══ Provided entries

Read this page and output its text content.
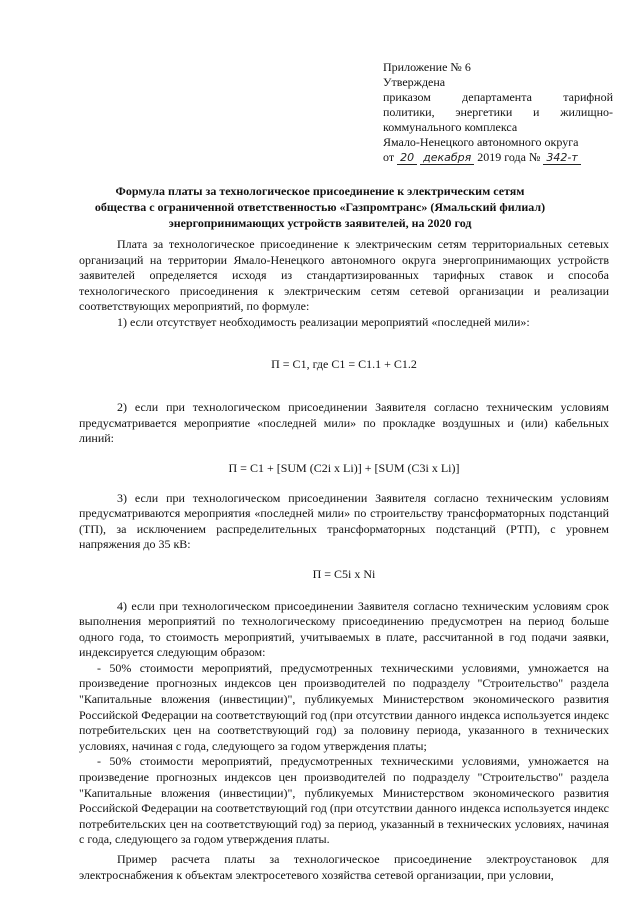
Приложение № 6
Утверждена
приказом департамента тарифной
политики, энергетики и жилищно-
коммунального комплекса
Ямало-Ненецкого автономного округа
от 20 декабря 2019 года № 342-т
Формула платы за технологическое присоединение к электрическим сетям
общества с ограниченной ответственностью «Газпромтранс» (Ямальский филиал)
энергопринимающих устройств заявителей, на 2020 год

Плата за технологическое присоединение к электрическим сетям территориальных сетевых организаций на территории Ямало-Ненецкого автономного округа энергопринимающих устройств заявителей определяется исходя из стандартизированных тарифных ставок и способа технологического присоединения к электрическим сетям сетевой организации и реализации соответствующих мероприятий, по формуле:

1) если отсутствует необходимость реализации мероприятий «последней мили»:

П = С1, где С1 = С1.1 + С1.2

2) если при технологическом присоединении Заявителя согласно техническим условиям предусматривается мероприятие «последней мили» по прокладке воздушных и (или) кабельных линий:

П = С1 + [SUM (C2i x Li)] + [SUM (C3i x Li)]

3) если при технологическом присоединении Заявителя согласно техническим условиям предусматриваются мероприятия «последней мили» по строительству трансформаторных подстанций (ТП), за исключением распределительных трансформаторных подстанций (РТП), с уровнем напряжения до 35 кВ:

П = С5i x Ni

4) если при технологическом присоединении Заявителя согласно техническим условиям срок выполнения мероприятий по технологическому присоединению предусмотрен на период больше одного года, то стоимость мероприятий, учитываемых в плате, рассчитанной в год подачи заявки, индексируется следующим образом:

- 50% стоимости мероприятий, предусмотренных техническими условиями, умножается на произведение прогнозных индексов цен производителей по подразделу "Строительство" раздела "Капитальные вложения (инвестиции)", публикуемых Министерством экономического развития Российской Федерации на соответствующий год (при отсутствии данного индекса используется индекс потребительских цен на соответствующий год) за половину периода, указанного в технических условиях, начиная с года, следующего за годом утверждения платы;

- 50% стоимости мероприятий, предусмотренных техническими условиями, умножается на произведение прогнозных индексов цен производителей по подразделу "Строительство" раздела "Капитальные вложения (инвестиции)", публикуемых Министерством экономического развития Российской Федерации на соответствующий год (при отсутствии данного индекса используется индекс потребительских цен на соответствующий год) за период, указанный в технических условиях, начиная с года, следующего за годом утверждения платы.

Пример расчета платы за технологическое присоединение электроустановок для электроснабжения к объектам электросетевого хозяйства сетевой организации, при условии,
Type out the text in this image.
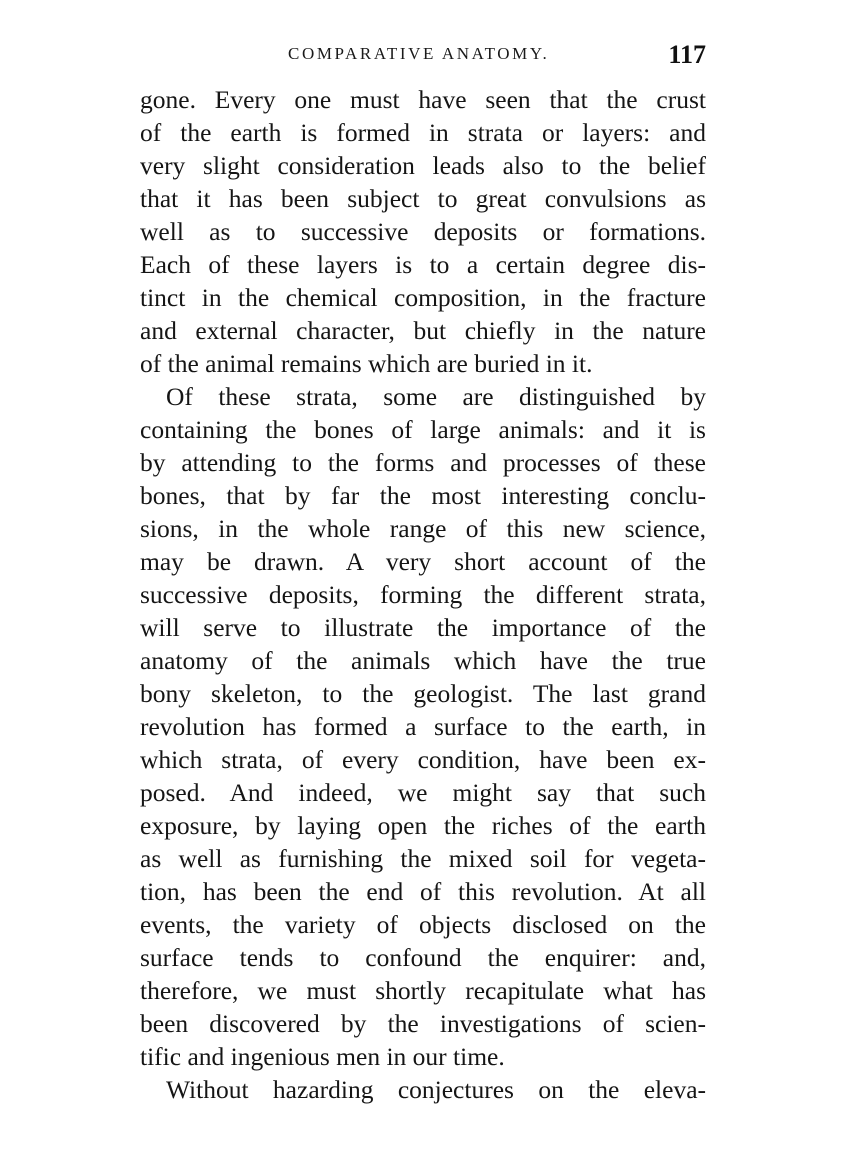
COMPARATIVE ANATOMY.	117
gone. Every one must have seen that the crust
of the earth is formed in strata or layers: and
very slight consideration leads also to the belief
that it has been subject to great convulsions as
well as to successive deposits or formations.
Each of these layers is to a certain degree dis-
tinct in the chemical composition, in the fracture
and external character, but chiefly in the nature
of the animal remains which are buried in it.
Of these strata, some are distinguished by
containing the bones of large animals: and it is
by attending to the forms and processes of these
bones, that by far the most interesting conclu-
sions, in the whole range of this new science,
may be drawn. A very short account of the
successive deposits, forming the different strata,
will serve to illustrate the importance of the
anatomy of the animals which have the true
bony skeleton, to the geologist. The last grand
revolution has formed a surface to the earth, in
which strata, of every condition, have been ex-
posed. And indeed, we might say that such
exposure, by laying open the riches of the earth
as well as furnishing the mixed soil for vegeta-
tion, has been the end of this revolution. At all
events, the variety of objects disclosed on the
surface tends to confound the enquirer: and,
therefore, we must shortly recapitulate what has
been discovered by the investigations of scien-
tific and ingenious men in our time.
Without hazarding conjectures on the eleva-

════

#### [Exercise brief]
Set down the lines of the records above exactly, apart from the pictures.

#### [Response]
Read this page and output its text content.
Приложение № 6
Утверждена
приказом департамента тарифной
политики, энергетики и жилищно-
коммунального комплекса
Ямало-Ненецкого автономного округа
от 20 декабря 2019 года № 342-т
Формула платы за технологическое присоединение к электрическим сетям
общества с ограниченной ответственностью «Газпромтранс» (Ямальский филиал)
энергопринимающих устройств заявителей, на 2020 год

Плата за технологическое присоединение к электрическим сетям территориальных сетевых организаций на территории Ямало-Ненецкого автономного округа энергопринимающих устройств заявителей определяется исходя из стандартизированных тарифных ставок и способа технологического присоединения к электрическим сетям сетевой организации и реализации соответствующих мероприятий, по формуле:

1) если отсутствует необходимость реализации мероприятий «последней мили»:

П = С1, где С1 = С1.1 + С1.2

2) если при технологическом присоединении Заявителя согласно техническим условиям предусматривается мероприятие «последней мили» по прокладке воздушных и (или) кабельных линий:

П = С1 + [SUM (C2i x Li)] + [SUM (C3i x Li)]

3) если при технологическом присоединении Заявителя согласно техническим условиям предусматриваются мероприятия «последней мили» по строительству трансформаторных подстанций (ТП), за исключением распределительных трансформаторных подстанций (РТП), с уровнем напряжения до 35 кВ:

П = С5i x Ni

4) если при технологическом присоединении Заявителя согласно техническим условиям срок выполнения мероприятий по технологическому присоединению предусмотрен на период больше одного года, то стоимость мероприятий, учитываемых в плате, рассчитанной в год подачи заявки, индексируется следующим образом:

- 50% стоимости мероприятий, предусмотренных техническими условиями, умножается на произведение прогнозных индексов цен производителей по подразделу "Строительство" раздела "Капитальные вложения (инвестиции)", публикуемых Министерством экономического развития Российской Федерации на соответствующий год (при отсутствии данного индекса используется индекс потребительских цен на соответствующий год) за половину периода, указанного в технических условиях, начиная с года, следующего за годом утверждения платы;

- 50% стоимости мероприятий, предусмотренных техническими условиями, умножается на произведение прогнозных индексов цен производителей по подразделу "Строительство" раздела "Капитальные вложения (инвестиции)", публикуемых Министерством экономического развития Российской Федерации на соответствующий год (при отсутствии данного индекса используется индекс потребительских цен на соответствующий год) за период, указанный в технических условиях, начиная с года, следующего за годом утверждения платы.

Пример расчета платы за технологическое присоединение электроустановок для электроснабжения к объектам электросетевого хозяйства сетевой организации, при условии,
Type out the text in this image.
COMPARATIVE ANATOMY.	117
gone. Every one must have seen that the crust
of the earth is formed in strata or layers: and
very slight consideration leads also to the belief
that it has been subject to great convulsions as
well as to successive deposits or formations.
Each of these layers is to a certain degree dis-
tinct in the chemical composition, in the fracture
and external character, but chiefly in the nature
of the animal remains which are buried in it.
Of these strata, some are distinguished by
containing the bones of large animals: and it is
by attending to the forms and processes of these
bones, that by far the most interesting conclu-
sions, in the whole range of this new science,
may be drawn. A very short account of the
successive deposits, forming the different strata,
will serve to illustrate the importance of the
anatomy of the animals which have the true
bony skeleton, to the geologist. The last grand
revolution has formed a surface to the earth, in
which strata, of every condition, have been ex-
posed. And indeed, we might say that such
exposure, by laying open the riches of the earth
as well as furnishing the mixed soil for vegeta-
tion, has been the end of this revolution. At all
events, the variety of objects disclosed on the
surface tends to confound the enquirer: and,
therefore, we must shortly recapitulate what has
been discovered by the investigations of scien-
tific and ingenious men in our time.
Without hazarding conjectures on the eleva-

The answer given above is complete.